▶ Short exercise
Where a line contains the word "PAST", copy that line.

▶ Task input
══════════════════════════════

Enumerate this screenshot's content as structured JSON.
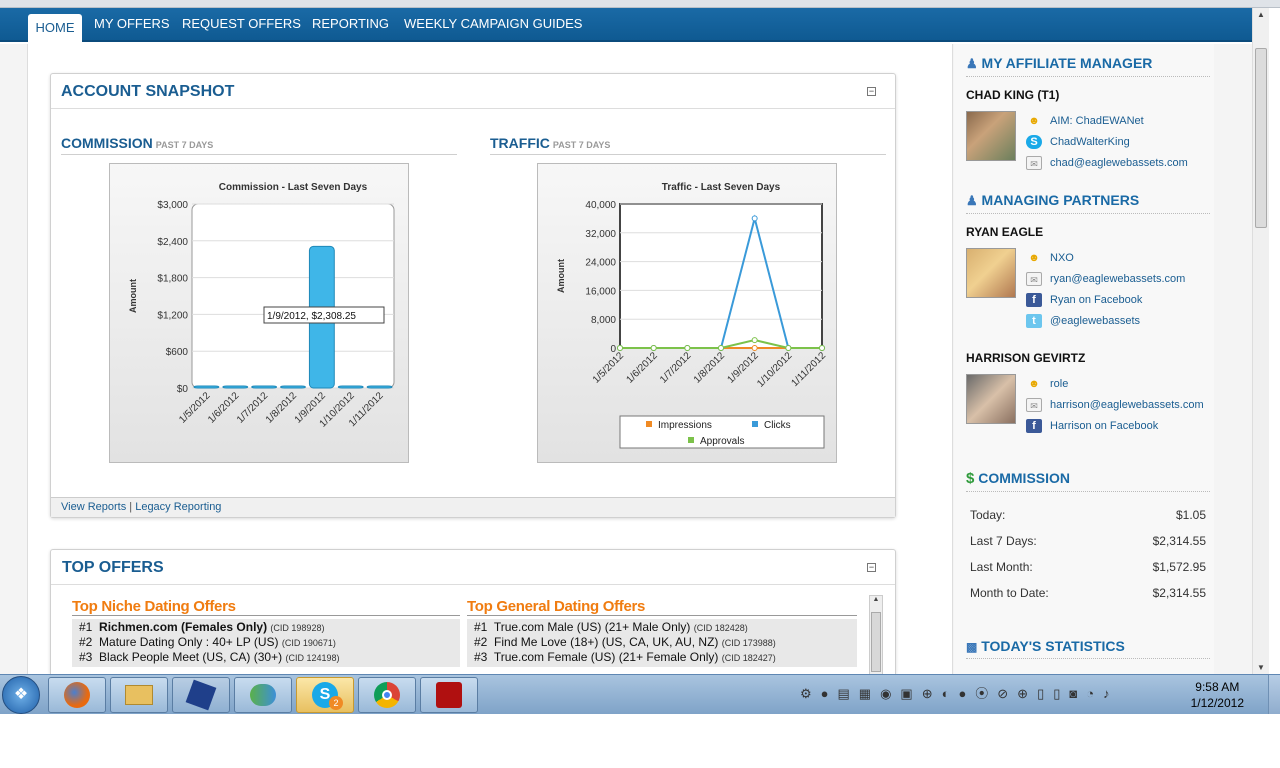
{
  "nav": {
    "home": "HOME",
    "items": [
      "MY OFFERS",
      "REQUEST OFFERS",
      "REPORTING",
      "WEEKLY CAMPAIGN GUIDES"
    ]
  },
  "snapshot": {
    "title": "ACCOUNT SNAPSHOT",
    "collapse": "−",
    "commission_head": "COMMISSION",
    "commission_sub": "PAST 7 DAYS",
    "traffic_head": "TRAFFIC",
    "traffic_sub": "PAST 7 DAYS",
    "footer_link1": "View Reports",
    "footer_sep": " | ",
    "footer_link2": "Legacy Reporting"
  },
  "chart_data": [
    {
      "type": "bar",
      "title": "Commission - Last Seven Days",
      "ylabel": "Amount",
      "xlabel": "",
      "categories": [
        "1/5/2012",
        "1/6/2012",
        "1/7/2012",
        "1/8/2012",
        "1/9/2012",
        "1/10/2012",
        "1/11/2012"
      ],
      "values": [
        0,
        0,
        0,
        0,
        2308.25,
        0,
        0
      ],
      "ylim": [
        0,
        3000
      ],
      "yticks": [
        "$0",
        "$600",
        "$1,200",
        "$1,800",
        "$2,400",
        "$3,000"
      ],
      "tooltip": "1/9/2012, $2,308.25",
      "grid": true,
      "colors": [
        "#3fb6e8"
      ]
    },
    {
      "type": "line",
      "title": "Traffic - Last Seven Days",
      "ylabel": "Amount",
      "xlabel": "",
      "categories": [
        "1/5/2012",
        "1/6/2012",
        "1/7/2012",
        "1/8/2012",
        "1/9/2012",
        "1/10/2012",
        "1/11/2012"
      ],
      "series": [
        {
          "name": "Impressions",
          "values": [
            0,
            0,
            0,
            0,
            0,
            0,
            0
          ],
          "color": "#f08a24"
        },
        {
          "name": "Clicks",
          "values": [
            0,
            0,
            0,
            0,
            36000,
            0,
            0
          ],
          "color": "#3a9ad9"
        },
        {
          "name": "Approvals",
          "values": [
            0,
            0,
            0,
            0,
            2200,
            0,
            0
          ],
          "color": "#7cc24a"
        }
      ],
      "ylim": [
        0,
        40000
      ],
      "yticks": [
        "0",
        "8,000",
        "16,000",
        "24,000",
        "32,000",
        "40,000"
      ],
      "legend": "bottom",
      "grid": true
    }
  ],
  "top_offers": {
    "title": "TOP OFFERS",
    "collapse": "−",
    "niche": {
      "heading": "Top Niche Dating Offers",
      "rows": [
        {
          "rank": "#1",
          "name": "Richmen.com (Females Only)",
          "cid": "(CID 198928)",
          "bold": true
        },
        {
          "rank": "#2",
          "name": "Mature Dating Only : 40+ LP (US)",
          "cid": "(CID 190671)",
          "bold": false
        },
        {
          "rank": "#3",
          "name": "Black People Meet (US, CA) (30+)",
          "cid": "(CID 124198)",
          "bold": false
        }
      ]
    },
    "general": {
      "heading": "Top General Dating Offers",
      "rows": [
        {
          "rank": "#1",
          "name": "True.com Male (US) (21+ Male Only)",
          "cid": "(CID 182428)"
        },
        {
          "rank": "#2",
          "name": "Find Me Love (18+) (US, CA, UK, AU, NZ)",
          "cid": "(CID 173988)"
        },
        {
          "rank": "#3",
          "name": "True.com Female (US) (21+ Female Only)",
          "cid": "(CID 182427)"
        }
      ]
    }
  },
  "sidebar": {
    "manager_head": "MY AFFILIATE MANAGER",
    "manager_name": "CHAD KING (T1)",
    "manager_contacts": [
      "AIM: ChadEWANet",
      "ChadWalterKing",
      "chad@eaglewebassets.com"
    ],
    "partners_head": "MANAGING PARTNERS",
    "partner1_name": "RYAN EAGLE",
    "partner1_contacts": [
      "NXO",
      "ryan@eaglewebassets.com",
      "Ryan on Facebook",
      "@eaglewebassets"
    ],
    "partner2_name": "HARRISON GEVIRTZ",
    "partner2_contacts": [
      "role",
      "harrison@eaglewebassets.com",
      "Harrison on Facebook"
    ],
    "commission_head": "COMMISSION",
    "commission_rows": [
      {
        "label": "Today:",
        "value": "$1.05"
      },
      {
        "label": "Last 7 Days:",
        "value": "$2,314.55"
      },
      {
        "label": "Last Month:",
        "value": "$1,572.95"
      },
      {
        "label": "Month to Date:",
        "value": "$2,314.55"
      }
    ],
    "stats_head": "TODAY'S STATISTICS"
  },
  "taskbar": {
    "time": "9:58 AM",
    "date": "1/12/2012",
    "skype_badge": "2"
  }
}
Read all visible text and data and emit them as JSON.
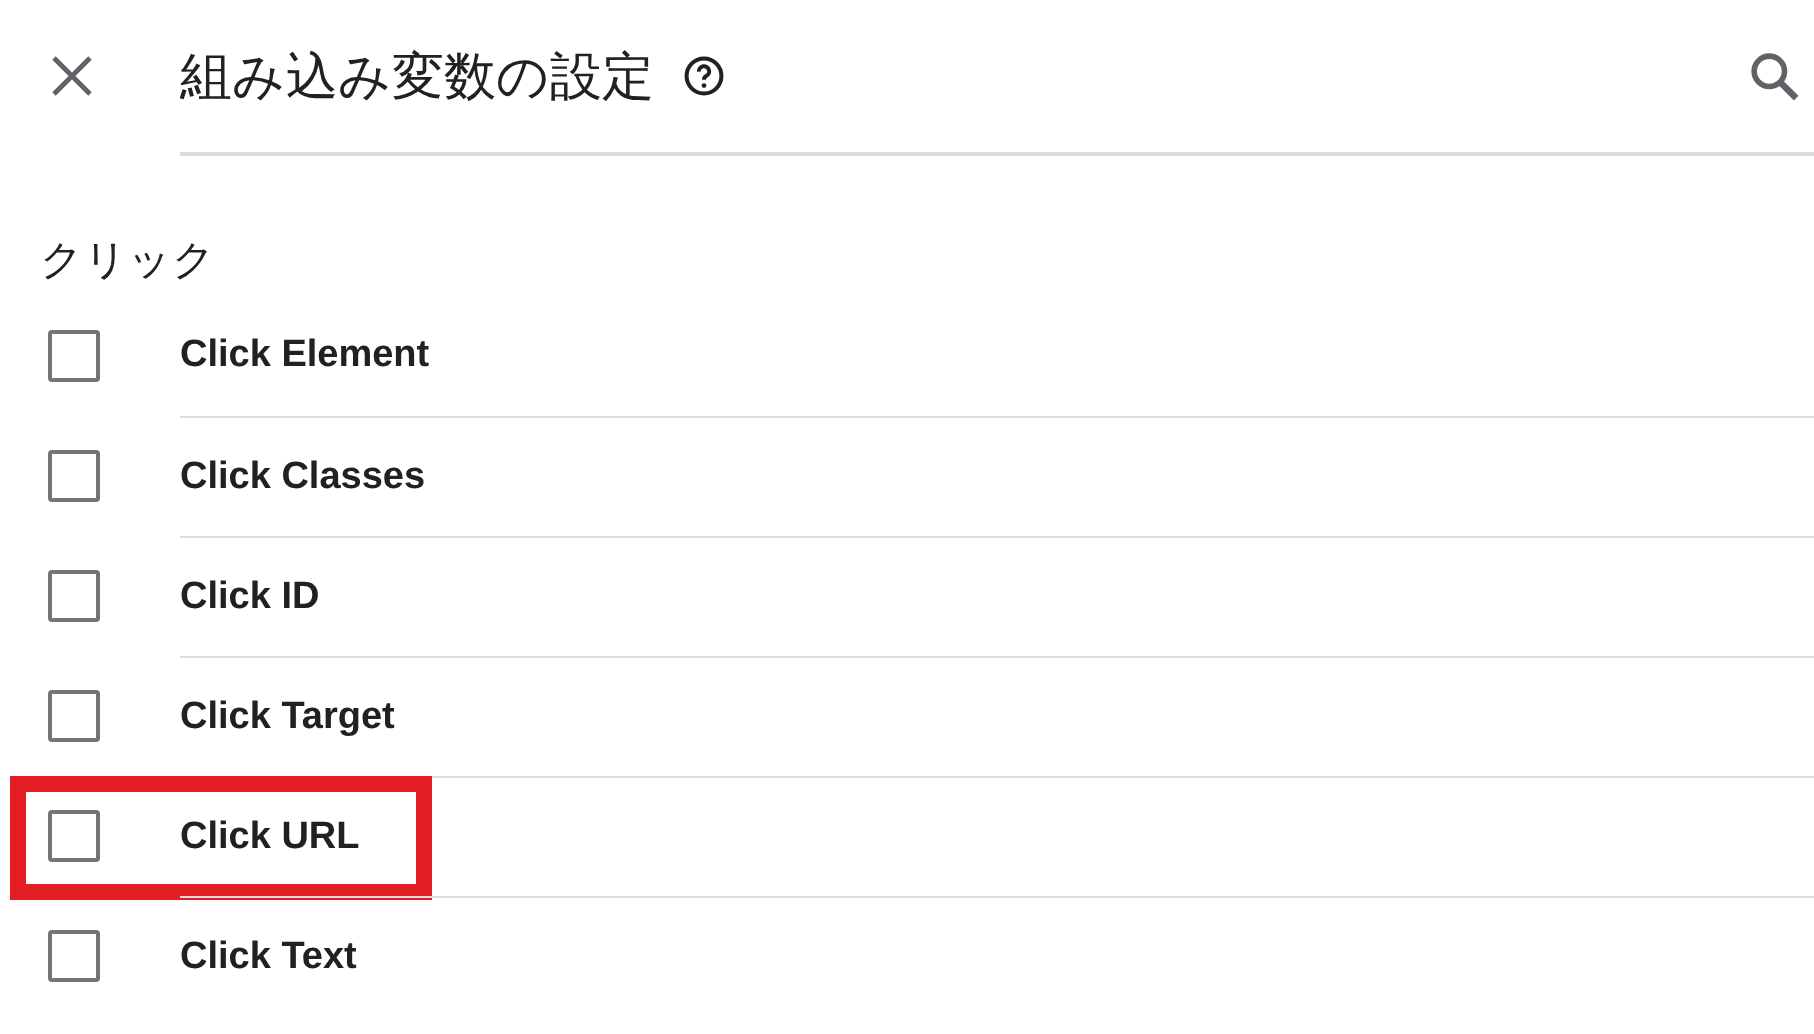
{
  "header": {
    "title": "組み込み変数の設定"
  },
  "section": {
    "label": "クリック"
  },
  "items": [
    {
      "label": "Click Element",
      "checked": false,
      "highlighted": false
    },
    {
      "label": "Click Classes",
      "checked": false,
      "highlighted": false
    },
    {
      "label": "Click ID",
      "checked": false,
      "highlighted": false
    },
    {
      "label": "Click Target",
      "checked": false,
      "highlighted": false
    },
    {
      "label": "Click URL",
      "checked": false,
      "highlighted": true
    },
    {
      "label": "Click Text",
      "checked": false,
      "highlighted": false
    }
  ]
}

══════════════════════════════

▶ Answer to this problem
    "commission_sub": "PAST 7 DAYS",
    "traffic_sub": "PAST 7 DAYS",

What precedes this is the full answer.